_Task to carry out_
Count how many lines hold the string "axis", and give only that number.
-------- Information shown --------
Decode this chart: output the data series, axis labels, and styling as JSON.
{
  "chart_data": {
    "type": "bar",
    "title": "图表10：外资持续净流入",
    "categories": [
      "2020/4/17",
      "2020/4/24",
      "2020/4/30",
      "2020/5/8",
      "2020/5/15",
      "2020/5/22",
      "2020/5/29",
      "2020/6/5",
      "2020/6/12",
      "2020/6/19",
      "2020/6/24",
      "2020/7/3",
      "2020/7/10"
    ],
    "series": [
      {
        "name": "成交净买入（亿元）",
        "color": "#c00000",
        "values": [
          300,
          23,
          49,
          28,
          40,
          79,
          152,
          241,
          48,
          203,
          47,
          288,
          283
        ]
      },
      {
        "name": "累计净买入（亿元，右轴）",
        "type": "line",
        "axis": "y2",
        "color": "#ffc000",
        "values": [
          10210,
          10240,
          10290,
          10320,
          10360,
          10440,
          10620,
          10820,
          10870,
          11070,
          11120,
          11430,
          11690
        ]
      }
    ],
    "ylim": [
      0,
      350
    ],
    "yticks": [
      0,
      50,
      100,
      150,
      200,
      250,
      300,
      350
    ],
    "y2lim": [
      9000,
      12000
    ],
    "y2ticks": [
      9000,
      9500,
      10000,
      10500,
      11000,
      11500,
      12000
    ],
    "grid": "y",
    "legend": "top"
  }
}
--------
_Response_
2